**Do this**
Which lines contain the word "Deliveries"? Return each of them as written.

**Material for this exercise**
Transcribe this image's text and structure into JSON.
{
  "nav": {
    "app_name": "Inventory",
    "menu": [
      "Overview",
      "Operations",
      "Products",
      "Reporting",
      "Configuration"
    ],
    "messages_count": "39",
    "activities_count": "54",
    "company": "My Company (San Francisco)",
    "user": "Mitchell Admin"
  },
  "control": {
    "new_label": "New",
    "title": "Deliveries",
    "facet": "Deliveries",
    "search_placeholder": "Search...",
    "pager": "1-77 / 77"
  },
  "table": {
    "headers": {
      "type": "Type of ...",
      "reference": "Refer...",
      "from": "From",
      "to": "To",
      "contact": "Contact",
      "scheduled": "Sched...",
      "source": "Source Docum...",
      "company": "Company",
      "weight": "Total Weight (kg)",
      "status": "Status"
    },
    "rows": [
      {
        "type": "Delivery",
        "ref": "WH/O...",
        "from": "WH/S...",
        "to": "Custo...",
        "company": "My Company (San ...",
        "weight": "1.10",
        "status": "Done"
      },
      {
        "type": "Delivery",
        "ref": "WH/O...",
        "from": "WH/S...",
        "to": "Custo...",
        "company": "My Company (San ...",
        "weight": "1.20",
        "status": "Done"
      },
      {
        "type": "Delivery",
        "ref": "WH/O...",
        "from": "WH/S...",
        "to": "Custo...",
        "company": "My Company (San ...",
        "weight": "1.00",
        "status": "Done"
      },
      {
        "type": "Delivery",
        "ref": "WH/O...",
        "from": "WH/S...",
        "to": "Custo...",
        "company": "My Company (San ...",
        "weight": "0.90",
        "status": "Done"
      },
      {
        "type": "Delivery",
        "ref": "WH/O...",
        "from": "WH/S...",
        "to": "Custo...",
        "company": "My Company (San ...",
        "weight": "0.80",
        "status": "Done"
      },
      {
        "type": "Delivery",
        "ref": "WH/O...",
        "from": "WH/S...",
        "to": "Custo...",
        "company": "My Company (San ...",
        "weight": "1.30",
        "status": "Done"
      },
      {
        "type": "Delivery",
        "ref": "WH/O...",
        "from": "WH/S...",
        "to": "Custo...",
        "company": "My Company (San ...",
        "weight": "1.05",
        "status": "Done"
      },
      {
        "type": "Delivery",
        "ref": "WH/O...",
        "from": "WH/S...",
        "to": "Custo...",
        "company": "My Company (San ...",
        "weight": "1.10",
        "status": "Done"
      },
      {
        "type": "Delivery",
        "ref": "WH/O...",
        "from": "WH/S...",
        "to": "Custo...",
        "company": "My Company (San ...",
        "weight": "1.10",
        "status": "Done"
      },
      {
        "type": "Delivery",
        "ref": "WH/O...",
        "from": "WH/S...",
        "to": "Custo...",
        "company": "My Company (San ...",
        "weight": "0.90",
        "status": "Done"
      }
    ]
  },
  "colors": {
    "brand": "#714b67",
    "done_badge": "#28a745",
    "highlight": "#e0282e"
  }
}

**Response for this exercise**
    "title": "Deliveries",
    "facet": "Deliveries",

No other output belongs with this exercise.